[PASSAGE TO READ Boundary: Start]
At this point, let me stop. I really just wanted to throw out a few
thoughts. We all will learn a lot more from Mr. Schlesinger, and from
listening to things that you yourselves have to say.
Arthur
Schlesinger, Jr.:
As Eric Breindel suggested, one measure of
political alienation might well be the decline in voter turnout. We all
know that in recent elections, hardly more than fifty percent of eligible
voters have voted, which means that the person elected as our next
president could conceivably be chosen by twenty-six percent of the eli–
gible electorate. Clearly, this is a rather new situation. In the election of
1988, about fifty percent of eligible voters turned out. In the election of
1888, almost eighty percent of eligible voters turned out. It is interesting
to wonder why there has been this striking decline. It cannot be because
the candidates in 1888, Grover Cleveland and Benjamin Harrison, or the
issues of 1888 were more compelling than the candidates or issues of
1988. Indeed, those were years in which the presidential candidates were
of such mediocre quality that James Bryce, in his book
The American
Commonwealth,
also published in 1888, included a chapter entitled,
"Why Great Men Are Not Chosen Presidents."
[PASSAGE TO READ Boundary: End]
WORK TO BE COMPLETED >> According to the remarks on voter turnout, about what share of eligible voters turned out in the election of 1888?
[RAW DATA Boundary: Start]
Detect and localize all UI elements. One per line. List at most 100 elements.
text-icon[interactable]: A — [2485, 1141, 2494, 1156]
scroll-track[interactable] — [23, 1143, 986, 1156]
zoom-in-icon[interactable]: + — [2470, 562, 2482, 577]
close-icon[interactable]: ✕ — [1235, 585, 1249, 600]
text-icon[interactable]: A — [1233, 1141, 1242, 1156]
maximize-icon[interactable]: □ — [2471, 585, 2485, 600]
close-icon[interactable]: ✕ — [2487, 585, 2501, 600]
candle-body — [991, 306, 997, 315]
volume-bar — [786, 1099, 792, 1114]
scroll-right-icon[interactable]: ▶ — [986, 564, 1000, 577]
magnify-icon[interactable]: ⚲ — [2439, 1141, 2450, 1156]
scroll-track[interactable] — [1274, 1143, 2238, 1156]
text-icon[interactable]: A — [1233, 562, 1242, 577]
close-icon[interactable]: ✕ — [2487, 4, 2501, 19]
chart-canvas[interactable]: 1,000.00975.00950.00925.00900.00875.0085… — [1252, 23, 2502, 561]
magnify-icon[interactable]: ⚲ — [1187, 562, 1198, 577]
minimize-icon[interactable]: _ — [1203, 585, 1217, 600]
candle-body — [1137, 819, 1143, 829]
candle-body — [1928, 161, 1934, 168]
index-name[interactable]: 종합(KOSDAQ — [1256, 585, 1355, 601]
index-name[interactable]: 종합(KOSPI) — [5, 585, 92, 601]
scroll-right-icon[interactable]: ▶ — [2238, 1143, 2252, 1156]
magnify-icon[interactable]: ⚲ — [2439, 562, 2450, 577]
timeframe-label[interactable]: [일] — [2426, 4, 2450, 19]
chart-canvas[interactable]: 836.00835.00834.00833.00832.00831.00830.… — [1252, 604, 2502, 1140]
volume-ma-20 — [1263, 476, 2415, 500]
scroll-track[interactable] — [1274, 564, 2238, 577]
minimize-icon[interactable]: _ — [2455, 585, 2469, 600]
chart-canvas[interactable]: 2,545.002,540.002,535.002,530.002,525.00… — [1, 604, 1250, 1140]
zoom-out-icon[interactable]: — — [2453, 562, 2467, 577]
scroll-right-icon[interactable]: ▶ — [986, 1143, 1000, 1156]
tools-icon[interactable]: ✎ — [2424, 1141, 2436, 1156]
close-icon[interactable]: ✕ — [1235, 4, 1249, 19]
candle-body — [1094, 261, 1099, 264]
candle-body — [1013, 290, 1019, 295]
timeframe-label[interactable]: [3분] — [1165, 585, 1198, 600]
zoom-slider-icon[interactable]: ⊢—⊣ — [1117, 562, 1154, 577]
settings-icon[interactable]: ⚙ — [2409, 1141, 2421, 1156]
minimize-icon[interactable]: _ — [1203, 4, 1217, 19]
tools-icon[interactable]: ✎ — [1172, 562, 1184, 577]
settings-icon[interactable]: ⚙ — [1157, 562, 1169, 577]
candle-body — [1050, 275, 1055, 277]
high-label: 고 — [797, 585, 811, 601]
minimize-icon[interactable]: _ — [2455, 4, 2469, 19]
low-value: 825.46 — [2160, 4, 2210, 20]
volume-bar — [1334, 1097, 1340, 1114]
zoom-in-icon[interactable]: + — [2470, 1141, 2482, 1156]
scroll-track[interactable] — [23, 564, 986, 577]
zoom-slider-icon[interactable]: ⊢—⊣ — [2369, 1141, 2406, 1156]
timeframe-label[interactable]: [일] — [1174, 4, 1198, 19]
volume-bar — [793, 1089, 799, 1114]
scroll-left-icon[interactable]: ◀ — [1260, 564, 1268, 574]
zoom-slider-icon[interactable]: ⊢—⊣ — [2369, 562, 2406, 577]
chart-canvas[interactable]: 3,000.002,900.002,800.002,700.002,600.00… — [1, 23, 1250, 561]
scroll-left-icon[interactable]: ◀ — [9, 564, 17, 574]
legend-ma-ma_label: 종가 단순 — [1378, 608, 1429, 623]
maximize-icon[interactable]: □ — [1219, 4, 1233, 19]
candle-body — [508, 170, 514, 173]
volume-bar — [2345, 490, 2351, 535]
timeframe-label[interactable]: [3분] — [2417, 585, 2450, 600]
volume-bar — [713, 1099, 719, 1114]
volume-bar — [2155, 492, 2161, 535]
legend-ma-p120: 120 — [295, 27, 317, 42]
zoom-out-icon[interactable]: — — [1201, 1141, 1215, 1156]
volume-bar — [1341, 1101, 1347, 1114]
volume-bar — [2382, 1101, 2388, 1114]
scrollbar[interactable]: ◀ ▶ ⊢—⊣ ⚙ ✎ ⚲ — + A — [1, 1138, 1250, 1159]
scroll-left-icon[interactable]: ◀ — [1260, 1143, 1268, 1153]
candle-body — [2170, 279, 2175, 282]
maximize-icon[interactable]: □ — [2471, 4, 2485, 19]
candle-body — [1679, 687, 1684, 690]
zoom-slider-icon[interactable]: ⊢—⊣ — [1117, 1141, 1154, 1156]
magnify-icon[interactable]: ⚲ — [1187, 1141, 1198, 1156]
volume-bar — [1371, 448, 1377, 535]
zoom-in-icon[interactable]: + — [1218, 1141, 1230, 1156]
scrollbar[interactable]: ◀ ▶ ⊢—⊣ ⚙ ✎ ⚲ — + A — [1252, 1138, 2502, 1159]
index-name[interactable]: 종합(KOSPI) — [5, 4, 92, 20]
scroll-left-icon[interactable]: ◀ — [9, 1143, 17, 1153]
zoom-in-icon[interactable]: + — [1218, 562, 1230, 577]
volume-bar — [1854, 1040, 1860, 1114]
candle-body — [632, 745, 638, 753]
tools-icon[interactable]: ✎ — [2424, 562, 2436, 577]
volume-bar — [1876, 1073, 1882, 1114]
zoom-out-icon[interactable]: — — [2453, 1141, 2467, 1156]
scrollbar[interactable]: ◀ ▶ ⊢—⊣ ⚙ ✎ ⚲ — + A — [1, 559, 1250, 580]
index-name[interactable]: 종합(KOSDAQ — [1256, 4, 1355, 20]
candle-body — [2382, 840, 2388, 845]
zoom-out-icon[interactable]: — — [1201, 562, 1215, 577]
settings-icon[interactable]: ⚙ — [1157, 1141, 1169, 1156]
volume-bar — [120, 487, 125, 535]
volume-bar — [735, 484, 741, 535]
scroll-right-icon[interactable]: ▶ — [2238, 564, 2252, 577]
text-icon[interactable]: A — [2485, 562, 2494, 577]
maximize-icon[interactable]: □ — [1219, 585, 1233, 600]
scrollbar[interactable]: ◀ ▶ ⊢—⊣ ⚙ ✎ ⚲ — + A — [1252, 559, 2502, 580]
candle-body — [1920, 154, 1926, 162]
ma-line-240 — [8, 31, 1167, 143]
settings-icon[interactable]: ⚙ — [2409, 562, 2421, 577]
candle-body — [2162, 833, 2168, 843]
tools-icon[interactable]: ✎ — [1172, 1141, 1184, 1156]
[RAW DATA Boundary: End]
REPLY >> Almost eighty percent.